Source data
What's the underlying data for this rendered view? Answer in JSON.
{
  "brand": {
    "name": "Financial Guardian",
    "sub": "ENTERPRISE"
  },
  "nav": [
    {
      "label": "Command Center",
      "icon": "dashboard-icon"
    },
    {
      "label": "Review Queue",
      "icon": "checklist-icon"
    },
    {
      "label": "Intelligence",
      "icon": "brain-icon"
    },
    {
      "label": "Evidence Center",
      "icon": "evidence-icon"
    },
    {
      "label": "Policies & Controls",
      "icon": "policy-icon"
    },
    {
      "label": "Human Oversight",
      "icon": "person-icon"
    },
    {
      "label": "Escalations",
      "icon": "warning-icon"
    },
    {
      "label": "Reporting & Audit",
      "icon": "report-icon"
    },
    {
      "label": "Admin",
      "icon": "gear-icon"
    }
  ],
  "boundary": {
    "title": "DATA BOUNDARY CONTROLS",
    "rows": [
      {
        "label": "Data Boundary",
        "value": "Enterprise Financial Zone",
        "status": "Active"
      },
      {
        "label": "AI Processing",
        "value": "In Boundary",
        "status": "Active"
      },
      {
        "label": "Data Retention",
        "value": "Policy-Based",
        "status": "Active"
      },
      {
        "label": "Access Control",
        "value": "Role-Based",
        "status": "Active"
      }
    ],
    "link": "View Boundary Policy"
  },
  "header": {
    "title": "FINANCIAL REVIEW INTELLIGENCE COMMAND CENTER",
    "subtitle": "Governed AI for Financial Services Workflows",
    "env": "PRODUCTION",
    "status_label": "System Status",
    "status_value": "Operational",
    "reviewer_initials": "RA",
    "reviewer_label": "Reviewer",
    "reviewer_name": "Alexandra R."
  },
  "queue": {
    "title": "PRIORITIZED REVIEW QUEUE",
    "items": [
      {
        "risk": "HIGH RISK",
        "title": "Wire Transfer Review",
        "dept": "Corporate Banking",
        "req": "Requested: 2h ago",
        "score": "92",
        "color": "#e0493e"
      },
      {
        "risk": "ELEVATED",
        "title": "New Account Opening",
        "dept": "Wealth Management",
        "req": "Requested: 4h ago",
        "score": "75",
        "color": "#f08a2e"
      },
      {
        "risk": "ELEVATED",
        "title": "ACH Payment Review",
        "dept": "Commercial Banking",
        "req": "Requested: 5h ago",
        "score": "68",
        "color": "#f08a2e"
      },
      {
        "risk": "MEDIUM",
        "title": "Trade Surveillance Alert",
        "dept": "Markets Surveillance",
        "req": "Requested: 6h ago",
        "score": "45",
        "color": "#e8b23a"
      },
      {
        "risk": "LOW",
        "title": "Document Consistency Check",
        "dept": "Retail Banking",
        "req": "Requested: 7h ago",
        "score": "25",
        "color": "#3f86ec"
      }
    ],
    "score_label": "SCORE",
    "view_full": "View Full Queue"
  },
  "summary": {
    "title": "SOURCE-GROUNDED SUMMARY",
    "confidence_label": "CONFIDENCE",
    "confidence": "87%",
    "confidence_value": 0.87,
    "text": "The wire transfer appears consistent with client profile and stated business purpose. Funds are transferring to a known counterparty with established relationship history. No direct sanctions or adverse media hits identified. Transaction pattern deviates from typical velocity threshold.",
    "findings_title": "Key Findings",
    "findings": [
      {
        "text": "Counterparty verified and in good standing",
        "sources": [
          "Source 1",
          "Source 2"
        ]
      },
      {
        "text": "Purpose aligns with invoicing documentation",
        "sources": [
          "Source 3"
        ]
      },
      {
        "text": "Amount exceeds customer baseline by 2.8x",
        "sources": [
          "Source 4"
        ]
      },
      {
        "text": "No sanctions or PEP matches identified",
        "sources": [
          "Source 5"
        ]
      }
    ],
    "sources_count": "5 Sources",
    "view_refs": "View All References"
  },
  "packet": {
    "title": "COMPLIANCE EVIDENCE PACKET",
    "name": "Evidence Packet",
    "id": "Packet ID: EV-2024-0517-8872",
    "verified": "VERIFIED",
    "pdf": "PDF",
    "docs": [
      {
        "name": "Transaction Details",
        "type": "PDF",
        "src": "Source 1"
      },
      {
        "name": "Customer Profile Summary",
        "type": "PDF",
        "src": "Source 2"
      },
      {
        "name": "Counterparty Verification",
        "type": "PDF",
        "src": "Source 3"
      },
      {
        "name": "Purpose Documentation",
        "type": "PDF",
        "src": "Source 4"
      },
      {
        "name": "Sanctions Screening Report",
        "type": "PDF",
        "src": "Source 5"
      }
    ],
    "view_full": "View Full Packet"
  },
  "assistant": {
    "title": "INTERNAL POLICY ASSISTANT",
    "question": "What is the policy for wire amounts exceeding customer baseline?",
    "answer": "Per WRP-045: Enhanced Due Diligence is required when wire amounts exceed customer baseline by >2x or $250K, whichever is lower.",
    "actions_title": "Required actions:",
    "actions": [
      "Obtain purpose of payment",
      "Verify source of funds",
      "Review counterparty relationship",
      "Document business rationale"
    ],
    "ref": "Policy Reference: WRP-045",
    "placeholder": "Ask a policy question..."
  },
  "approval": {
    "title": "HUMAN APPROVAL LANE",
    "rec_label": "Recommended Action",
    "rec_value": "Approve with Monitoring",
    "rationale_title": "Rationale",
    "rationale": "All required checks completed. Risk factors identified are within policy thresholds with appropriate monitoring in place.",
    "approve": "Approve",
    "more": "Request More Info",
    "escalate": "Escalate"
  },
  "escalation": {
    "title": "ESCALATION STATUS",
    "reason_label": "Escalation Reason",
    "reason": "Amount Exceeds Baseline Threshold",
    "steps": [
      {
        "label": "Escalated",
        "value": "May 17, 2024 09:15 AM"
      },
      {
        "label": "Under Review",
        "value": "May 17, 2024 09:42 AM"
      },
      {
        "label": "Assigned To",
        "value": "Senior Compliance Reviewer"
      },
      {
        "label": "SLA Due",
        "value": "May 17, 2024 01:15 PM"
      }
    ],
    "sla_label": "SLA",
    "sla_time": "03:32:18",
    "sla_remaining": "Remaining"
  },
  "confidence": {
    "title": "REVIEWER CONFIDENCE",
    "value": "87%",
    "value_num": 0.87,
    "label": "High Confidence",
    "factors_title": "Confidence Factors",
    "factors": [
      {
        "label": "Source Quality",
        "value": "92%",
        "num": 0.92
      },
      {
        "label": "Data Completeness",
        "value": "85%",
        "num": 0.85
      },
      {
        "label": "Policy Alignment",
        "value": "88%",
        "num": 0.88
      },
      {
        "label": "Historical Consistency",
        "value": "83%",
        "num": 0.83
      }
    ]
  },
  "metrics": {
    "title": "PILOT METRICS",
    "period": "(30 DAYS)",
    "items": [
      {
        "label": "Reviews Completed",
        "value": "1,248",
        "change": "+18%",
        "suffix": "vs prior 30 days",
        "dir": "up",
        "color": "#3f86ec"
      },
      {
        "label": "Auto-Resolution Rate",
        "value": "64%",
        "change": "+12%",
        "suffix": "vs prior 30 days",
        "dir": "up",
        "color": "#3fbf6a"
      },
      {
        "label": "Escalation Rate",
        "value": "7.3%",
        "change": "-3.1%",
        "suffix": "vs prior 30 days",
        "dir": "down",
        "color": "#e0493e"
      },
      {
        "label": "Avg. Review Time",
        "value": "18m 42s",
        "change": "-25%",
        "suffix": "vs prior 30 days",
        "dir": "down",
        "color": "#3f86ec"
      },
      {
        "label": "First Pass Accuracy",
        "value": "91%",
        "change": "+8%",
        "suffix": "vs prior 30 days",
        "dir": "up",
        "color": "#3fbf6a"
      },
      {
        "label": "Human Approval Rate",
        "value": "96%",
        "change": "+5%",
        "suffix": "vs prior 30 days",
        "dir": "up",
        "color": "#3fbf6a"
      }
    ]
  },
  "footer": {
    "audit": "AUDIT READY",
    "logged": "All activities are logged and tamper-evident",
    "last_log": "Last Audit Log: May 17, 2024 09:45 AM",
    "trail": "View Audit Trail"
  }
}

### PROBLEM TO WORK ON
Check each line of the records above for "business", and copy those that have it.

### COMPLETED TASK
    "text": "The wire transfer appears consistent with client profile and stated business purpose. Funds are transferring to a known counterparty with established relationship history. No direct sanctions or adverse media hits identified. Transaction pattern deviates from typical velocity threshold.",
      "Document business rationale"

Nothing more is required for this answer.